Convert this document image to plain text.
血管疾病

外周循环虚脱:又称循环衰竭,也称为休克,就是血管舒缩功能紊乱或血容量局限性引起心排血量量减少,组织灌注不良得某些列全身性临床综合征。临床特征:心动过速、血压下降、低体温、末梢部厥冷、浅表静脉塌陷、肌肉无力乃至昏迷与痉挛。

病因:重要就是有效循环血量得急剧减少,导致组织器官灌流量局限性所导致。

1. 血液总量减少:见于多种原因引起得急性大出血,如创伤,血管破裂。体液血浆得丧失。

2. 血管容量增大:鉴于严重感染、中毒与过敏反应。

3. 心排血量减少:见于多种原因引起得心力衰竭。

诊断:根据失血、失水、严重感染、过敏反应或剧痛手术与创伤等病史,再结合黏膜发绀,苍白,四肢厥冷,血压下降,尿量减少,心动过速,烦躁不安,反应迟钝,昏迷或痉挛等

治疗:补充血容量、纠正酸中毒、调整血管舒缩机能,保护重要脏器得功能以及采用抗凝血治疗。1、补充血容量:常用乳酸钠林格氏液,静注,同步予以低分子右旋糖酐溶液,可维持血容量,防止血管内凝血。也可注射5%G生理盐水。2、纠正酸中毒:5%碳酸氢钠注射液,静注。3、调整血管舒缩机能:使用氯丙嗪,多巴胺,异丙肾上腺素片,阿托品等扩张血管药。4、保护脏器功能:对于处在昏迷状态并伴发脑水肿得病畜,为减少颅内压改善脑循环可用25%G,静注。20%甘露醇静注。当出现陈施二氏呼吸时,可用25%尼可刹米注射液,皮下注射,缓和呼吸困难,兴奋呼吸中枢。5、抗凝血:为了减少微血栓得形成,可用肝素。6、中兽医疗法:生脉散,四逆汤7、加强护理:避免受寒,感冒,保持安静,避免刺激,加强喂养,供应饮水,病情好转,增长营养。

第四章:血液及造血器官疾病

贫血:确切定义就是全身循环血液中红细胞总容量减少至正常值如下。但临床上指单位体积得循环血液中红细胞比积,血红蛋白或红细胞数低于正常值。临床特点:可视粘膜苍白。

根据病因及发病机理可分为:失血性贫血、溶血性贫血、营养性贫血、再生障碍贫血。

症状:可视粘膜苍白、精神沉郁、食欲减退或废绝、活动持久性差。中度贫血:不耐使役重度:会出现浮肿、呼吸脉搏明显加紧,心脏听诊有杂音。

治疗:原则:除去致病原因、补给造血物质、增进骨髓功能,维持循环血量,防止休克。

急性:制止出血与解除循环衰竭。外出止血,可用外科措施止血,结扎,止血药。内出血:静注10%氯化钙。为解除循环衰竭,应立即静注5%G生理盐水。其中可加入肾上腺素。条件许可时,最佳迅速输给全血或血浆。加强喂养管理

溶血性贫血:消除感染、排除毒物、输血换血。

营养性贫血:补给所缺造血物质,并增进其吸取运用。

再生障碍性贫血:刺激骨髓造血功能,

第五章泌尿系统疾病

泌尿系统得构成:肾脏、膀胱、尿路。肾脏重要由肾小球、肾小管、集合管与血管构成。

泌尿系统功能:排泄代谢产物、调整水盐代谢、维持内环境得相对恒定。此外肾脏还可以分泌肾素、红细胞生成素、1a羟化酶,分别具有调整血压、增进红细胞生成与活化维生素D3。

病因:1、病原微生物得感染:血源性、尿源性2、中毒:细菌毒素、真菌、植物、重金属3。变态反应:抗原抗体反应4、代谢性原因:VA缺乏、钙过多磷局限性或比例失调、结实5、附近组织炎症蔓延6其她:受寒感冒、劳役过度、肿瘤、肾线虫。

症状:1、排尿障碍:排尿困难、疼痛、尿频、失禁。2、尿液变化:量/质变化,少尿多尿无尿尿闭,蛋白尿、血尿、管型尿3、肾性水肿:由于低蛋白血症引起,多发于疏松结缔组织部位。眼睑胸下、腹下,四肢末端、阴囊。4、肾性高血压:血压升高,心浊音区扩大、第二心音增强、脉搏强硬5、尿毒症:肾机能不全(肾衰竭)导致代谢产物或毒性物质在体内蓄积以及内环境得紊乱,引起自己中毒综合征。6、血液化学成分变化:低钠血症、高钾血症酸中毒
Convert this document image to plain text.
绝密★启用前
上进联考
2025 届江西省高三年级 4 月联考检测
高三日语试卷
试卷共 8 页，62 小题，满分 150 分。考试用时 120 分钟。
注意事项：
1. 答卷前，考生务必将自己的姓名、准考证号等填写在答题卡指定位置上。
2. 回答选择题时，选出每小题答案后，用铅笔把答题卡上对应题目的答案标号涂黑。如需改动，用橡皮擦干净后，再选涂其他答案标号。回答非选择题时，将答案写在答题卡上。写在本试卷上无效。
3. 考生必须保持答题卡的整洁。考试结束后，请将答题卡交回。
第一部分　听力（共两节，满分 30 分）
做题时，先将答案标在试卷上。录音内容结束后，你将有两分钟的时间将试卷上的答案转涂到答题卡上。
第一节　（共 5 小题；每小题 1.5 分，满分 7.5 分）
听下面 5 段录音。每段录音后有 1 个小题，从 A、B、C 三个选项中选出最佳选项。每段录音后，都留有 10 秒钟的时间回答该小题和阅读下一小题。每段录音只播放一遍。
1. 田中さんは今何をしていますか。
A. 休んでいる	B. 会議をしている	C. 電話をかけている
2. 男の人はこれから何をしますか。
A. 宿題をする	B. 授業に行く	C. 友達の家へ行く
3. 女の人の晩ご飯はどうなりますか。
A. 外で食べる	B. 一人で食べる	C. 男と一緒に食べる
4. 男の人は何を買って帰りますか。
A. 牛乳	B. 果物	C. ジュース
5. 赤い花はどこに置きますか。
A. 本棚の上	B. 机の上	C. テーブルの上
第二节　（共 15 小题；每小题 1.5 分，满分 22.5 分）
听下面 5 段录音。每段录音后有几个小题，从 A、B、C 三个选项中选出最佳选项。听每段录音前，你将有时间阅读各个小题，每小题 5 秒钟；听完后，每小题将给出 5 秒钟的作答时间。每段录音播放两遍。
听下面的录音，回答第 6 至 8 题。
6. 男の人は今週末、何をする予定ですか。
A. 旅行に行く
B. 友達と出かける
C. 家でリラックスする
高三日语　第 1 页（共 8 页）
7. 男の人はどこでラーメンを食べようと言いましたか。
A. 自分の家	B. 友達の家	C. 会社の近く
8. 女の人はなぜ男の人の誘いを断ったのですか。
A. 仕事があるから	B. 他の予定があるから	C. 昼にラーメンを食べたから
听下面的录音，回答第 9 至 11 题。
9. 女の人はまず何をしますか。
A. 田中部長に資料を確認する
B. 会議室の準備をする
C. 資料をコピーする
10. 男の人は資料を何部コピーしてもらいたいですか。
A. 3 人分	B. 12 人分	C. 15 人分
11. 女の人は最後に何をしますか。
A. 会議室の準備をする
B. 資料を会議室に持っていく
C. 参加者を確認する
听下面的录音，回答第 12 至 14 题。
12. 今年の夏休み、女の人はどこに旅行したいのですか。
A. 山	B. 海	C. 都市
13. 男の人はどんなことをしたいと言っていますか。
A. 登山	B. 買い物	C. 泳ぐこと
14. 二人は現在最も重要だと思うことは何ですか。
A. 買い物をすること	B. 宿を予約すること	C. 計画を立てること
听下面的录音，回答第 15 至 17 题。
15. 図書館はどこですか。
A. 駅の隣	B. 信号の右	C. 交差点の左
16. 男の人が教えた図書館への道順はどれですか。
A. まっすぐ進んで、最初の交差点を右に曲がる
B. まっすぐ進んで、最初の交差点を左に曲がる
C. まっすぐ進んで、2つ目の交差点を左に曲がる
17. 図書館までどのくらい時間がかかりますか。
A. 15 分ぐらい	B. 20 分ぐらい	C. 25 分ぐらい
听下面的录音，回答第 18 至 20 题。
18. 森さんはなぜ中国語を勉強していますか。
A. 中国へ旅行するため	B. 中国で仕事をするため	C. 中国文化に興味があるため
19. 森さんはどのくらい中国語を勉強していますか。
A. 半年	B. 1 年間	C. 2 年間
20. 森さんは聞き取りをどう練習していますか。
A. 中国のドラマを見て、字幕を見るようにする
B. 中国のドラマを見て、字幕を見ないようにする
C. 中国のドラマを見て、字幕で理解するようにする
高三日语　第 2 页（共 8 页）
════════
◆ **EXERCISE DESCRIPTION**: Copy every line in the records above that contains the word "血压下降".

◆ **THE SOLUTION**:
外周循环虚脱:又称循环衰竭,也称为休克,就是血管舒缩功能紊乱或血容量局限性引起心排血量量减少,组织灌注不良得某些列全身性临床综合征。临床特征:心动过速、血压下降、低体温、末梢部厥冷、浅表静脉塌陷、肌肉无力乃至昏迷与痉挛。
诊断:根据失血、失水、严重感染、过敏反应或剧痛手术与创伤等病史,再结合黏膜发绀,苍白,四肢厥冷,血压下降,尿量减少,心动过速,烦躁不安,反应迟钝,昏迷或痉挛等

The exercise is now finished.